══ Data provided ══

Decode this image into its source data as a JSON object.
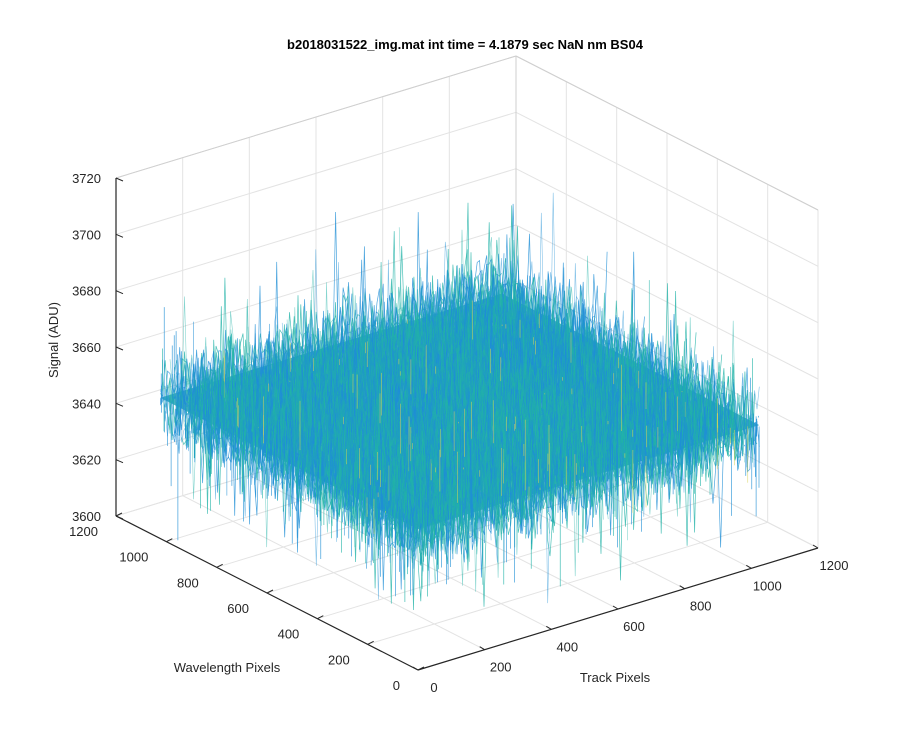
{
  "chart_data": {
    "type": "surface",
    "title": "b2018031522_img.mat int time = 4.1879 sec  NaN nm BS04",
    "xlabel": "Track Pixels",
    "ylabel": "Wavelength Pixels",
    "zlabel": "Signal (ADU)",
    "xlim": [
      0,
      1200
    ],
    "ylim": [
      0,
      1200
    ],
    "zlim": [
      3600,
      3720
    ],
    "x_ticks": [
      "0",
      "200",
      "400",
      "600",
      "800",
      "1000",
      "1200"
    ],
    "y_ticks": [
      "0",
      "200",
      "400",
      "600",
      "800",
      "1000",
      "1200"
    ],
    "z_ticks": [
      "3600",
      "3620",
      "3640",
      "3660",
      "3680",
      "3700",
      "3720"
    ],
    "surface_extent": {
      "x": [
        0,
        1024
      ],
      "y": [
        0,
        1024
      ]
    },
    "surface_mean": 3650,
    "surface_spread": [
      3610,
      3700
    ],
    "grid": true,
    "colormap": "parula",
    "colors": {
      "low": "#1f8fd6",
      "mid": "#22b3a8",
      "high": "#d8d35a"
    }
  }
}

═══
══ Data provided ══

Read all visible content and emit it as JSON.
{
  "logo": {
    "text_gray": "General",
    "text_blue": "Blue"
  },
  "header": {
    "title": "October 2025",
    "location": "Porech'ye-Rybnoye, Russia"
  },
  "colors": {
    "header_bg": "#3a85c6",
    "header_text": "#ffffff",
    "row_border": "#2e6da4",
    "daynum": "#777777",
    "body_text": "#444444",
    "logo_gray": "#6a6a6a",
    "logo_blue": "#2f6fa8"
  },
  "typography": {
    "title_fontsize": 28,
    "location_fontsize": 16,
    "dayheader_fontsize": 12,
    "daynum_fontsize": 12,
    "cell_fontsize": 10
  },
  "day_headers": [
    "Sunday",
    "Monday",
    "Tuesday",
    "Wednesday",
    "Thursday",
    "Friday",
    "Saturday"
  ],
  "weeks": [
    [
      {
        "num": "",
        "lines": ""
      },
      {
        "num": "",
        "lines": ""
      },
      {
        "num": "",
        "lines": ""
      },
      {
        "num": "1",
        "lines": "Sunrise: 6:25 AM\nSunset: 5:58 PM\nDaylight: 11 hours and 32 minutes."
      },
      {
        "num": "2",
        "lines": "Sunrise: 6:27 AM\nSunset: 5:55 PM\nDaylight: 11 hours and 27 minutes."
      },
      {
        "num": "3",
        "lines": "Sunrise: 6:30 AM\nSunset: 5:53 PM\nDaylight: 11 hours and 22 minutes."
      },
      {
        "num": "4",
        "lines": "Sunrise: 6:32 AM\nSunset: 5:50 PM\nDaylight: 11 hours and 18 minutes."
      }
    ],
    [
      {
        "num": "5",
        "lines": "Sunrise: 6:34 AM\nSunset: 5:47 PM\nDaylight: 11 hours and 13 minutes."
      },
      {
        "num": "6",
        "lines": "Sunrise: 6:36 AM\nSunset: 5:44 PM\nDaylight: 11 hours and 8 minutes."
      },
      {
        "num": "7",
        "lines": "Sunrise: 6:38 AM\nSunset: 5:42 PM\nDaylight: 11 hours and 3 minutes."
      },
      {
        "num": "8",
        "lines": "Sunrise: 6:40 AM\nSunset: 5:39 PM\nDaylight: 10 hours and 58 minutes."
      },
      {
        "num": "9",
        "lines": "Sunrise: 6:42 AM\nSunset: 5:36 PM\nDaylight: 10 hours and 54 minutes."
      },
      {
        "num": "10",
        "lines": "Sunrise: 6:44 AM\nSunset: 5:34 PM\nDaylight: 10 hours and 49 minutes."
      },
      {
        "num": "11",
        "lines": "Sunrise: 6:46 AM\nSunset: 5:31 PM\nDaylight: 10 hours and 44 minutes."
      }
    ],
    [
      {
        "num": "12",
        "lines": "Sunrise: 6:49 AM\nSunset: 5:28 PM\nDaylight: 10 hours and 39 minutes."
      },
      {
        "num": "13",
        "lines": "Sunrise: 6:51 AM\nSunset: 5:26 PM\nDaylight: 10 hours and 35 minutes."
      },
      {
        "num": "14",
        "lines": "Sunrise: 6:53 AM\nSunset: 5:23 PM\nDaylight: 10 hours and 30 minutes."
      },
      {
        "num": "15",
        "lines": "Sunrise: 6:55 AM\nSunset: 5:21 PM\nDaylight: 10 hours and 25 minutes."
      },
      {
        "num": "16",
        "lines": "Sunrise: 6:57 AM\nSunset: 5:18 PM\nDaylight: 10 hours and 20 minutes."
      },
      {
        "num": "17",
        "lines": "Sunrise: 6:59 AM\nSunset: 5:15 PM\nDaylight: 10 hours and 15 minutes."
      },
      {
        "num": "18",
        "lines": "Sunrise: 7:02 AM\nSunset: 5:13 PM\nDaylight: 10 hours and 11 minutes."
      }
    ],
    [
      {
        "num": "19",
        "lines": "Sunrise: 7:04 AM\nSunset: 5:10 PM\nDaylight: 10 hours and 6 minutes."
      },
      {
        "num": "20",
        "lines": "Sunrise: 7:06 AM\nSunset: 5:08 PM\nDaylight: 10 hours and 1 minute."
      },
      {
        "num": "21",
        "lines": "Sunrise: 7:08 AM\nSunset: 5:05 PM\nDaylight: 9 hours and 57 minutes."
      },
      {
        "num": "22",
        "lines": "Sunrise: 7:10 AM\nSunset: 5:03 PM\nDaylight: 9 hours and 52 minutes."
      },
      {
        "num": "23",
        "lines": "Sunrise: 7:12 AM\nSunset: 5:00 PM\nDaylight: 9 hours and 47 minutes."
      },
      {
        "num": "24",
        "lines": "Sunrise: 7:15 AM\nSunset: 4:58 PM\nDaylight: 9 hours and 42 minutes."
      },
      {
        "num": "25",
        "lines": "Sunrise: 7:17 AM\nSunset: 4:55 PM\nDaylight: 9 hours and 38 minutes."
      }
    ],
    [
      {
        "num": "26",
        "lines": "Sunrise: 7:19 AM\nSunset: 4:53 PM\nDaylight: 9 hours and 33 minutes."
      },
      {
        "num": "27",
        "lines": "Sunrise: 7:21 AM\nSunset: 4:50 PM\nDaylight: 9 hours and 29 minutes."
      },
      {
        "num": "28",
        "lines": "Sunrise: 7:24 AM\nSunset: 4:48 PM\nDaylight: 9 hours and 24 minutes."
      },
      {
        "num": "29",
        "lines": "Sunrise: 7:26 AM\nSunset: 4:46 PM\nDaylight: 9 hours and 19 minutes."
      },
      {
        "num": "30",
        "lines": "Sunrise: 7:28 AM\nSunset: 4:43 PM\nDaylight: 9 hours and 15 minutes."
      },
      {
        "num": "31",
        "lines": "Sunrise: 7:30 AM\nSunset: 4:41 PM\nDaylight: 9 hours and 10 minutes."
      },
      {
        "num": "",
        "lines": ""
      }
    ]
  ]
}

═══

Stated goal: Of the lines in the listing above, how many hold the string "JSON"? Reply with the number only.

Exercise result: 2